*Data for this exercise:*

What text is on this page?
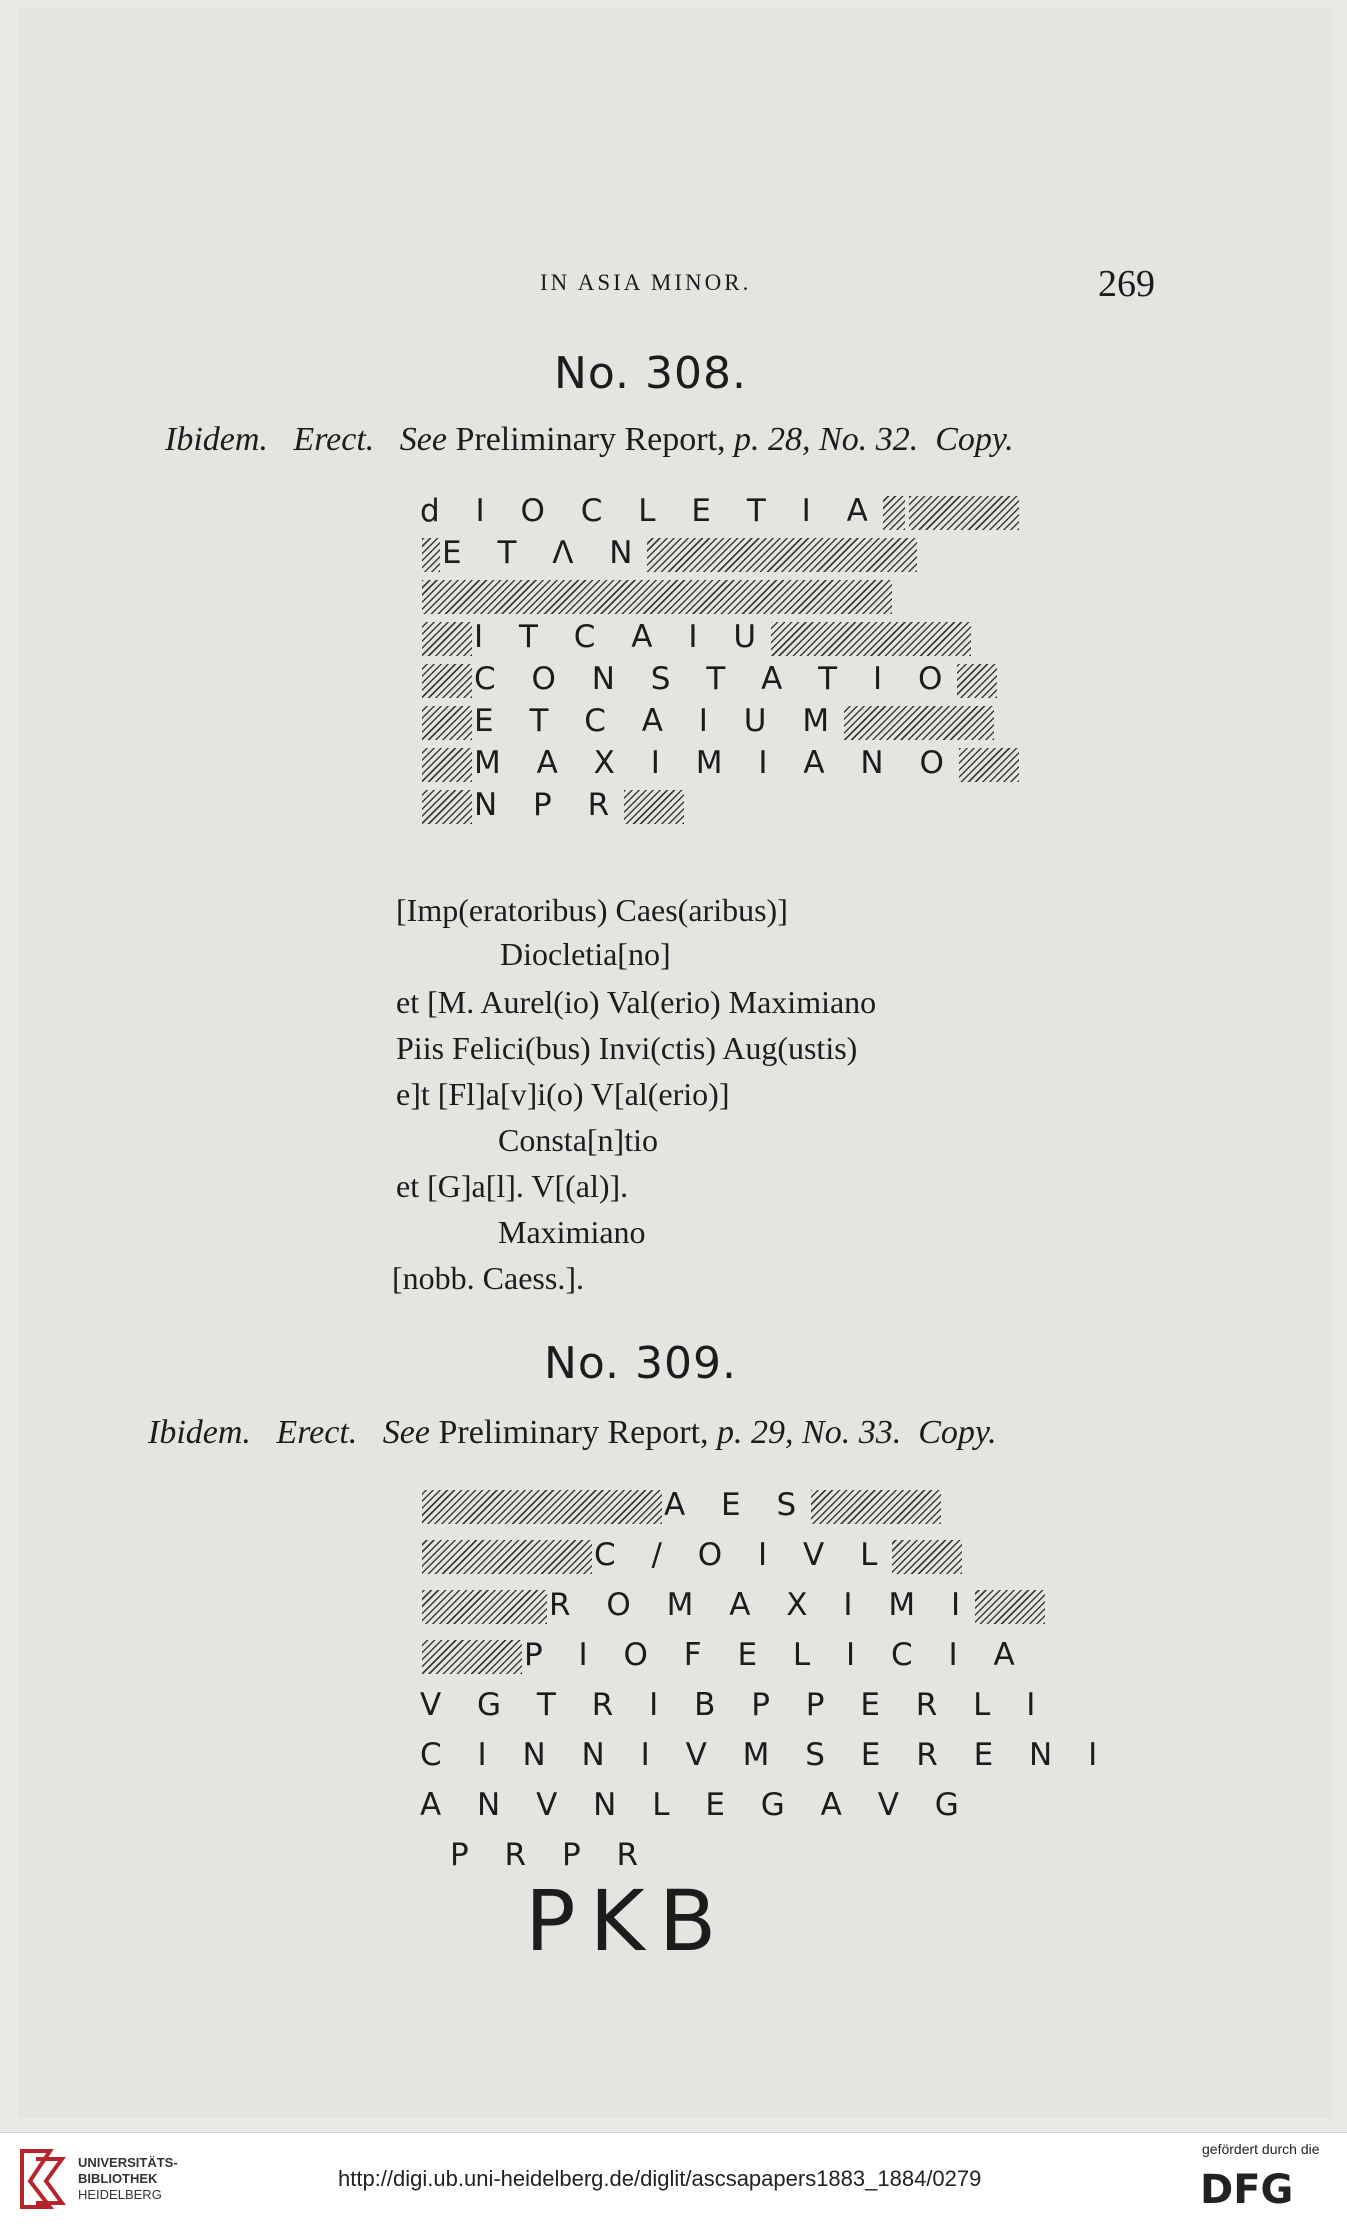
IN ASIA MINOR.	269
No. 308.
Ibidem. Erect. See Preliminary Report, p. 28, No. 32. Copy.
d I O C L E T I A
E T Λ N
I T C A I U
C O N S T A T I O
E T C A I U M
M A X I M I A N O
N P R
[Imp(eratoribus) Caes(aribus)]
Diocletia[no]
et [M. Aurel(io) Val(erio) Maximiano
Piis Felici(bus) Invi(ctis) Aug(ustis)
e]t [Fl]a[v]i(o) V[al(erio)]
Consta[n]tio
et [G]a[l]. V[(al)].
Maximiano
[nobb. Caess.].
No. 309.
Ibidem. Erect. See Preliminary Report, p. 29, No. 33. Copy.
A E S
C / O I V L
R O M A X I M I
P I O F E L I C I A
V G T R I B P P E R L I
C I N N I V M S E R E N I
A N V N L E G A V G
P R P R
PKB
UNIVERSITÄTS-
BIBLIOTHEK
HEIDELBERG
http://digi.ub.uni-heidelberg.de/diglit/ascsapapers1883_1884/0279
gefördert durch die
DFG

*What to work on:*
Wherever "Report" shows up in a line, copy that line.

*The reply:*
Ibidem. Erect. See Preliminary Report, p. 28, No. 32. Copy.
Ibidem. Erect. See Preliminary Report, p. 29, No. 33. Copy.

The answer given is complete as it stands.